> _Problem statement_
Read the records below. Copy each line where the string "left" occurs.

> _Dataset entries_
#####
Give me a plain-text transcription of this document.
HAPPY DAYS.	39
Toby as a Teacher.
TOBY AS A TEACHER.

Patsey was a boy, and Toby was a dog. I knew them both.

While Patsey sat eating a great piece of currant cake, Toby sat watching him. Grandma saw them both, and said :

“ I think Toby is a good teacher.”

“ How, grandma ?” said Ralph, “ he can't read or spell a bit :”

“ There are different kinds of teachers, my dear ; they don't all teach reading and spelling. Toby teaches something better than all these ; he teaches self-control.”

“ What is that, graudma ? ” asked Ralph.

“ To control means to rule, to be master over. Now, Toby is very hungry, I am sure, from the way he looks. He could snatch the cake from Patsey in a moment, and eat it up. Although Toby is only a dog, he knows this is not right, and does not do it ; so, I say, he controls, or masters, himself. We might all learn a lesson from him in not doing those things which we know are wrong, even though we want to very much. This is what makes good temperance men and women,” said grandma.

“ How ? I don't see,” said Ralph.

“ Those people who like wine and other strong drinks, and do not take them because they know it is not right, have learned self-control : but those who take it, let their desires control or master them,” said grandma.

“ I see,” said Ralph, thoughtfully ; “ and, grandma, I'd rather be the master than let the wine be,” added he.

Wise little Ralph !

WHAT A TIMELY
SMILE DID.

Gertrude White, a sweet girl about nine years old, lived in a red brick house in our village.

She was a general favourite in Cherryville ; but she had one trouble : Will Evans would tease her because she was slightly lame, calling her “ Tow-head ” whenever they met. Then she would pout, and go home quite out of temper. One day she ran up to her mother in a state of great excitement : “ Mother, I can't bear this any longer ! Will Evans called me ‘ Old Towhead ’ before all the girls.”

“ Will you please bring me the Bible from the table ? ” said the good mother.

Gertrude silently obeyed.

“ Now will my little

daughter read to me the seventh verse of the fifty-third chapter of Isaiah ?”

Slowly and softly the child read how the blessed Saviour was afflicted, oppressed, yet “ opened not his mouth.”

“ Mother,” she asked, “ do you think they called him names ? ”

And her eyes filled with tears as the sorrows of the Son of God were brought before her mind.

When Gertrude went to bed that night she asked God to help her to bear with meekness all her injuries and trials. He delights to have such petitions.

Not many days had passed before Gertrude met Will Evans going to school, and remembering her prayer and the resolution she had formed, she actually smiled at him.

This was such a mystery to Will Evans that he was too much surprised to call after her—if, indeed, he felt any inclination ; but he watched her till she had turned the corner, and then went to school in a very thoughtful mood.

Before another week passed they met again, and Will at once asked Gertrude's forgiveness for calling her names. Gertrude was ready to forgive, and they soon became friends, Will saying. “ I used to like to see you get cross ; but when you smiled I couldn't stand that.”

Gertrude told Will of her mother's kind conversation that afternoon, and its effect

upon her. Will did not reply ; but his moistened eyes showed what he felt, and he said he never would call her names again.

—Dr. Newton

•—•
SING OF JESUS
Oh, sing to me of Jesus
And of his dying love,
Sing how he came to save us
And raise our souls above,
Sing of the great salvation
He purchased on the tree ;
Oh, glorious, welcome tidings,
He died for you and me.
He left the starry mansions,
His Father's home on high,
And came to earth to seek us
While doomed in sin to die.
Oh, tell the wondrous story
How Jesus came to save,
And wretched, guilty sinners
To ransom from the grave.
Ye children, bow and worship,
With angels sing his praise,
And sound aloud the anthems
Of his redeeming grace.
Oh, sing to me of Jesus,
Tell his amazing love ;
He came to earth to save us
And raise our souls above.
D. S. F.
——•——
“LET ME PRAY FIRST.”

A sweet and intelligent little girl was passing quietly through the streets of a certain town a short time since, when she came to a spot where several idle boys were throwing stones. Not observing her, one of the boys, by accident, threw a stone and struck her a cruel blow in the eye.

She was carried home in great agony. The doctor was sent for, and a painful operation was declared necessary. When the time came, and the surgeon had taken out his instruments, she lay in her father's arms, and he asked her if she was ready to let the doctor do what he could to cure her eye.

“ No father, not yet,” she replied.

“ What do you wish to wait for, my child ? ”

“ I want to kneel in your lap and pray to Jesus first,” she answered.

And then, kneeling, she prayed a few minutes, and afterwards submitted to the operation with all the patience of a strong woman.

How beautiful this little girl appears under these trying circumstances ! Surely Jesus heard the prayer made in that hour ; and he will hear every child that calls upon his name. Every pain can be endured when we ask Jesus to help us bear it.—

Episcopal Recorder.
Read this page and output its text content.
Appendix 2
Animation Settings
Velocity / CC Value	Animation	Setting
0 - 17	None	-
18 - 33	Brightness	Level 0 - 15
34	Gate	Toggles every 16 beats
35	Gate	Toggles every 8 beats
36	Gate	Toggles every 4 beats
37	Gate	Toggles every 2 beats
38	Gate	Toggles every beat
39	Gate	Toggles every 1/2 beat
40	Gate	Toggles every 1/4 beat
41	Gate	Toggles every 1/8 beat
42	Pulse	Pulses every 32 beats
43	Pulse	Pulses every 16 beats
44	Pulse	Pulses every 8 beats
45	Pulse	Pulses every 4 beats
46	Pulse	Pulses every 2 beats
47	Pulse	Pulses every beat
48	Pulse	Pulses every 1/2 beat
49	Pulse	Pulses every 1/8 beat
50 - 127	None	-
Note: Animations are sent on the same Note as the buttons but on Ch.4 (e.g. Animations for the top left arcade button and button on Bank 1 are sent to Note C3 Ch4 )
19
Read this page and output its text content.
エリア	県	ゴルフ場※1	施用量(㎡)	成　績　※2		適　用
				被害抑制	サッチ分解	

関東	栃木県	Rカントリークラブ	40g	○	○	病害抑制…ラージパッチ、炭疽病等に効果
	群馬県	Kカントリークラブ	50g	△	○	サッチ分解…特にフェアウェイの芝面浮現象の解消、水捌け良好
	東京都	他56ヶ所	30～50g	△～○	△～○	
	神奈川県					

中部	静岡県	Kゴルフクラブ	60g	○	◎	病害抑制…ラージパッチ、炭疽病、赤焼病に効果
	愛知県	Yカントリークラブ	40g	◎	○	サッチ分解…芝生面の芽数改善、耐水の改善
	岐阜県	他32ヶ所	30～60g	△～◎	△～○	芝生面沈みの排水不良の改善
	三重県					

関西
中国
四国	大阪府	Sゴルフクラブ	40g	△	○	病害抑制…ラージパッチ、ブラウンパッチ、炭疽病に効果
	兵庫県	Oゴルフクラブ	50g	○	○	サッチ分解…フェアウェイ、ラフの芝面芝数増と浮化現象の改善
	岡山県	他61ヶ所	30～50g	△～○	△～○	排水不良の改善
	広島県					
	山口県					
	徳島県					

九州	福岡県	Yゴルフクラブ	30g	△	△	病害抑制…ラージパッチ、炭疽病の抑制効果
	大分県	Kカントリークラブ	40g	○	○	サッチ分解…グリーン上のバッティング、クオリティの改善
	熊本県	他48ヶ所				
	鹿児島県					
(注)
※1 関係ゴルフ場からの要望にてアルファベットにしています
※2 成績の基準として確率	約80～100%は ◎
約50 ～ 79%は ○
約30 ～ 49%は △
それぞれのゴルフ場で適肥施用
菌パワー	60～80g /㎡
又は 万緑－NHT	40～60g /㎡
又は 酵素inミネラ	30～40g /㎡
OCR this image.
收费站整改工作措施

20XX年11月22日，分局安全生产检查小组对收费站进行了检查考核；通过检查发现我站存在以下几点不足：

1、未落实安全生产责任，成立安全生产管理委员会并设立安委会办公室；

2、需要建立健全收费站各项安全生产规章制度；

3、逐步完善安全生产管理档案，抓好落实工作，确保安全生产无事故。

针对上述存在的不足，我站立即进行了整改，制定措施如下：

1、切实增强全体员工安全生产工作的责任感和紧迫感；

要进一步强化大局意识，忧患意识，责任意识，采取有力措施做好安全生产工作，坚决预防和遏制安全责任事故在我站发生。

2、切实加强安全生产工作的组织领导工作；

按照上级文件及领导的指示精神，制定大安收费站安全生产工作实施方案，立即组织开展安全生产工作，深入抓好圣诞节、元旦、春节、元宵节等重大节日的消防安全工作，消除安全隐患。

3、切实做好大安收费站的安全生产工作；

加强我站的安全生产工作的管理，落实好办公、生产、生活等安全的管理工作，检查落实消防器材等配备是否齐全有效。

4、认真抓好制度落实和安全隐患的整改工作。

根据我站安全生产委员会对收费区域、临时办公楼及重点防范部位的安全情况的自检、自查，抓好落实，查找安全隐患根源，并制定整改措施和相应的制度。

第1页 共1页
#####
> _Written solution_
He left the starry mansions,
Note: Animations are sent on the same Note as the buttons but on Ch.4 (e.g. Animations for the top left arcade button and button on Bank 1 are sent to Note C3 Ch4 )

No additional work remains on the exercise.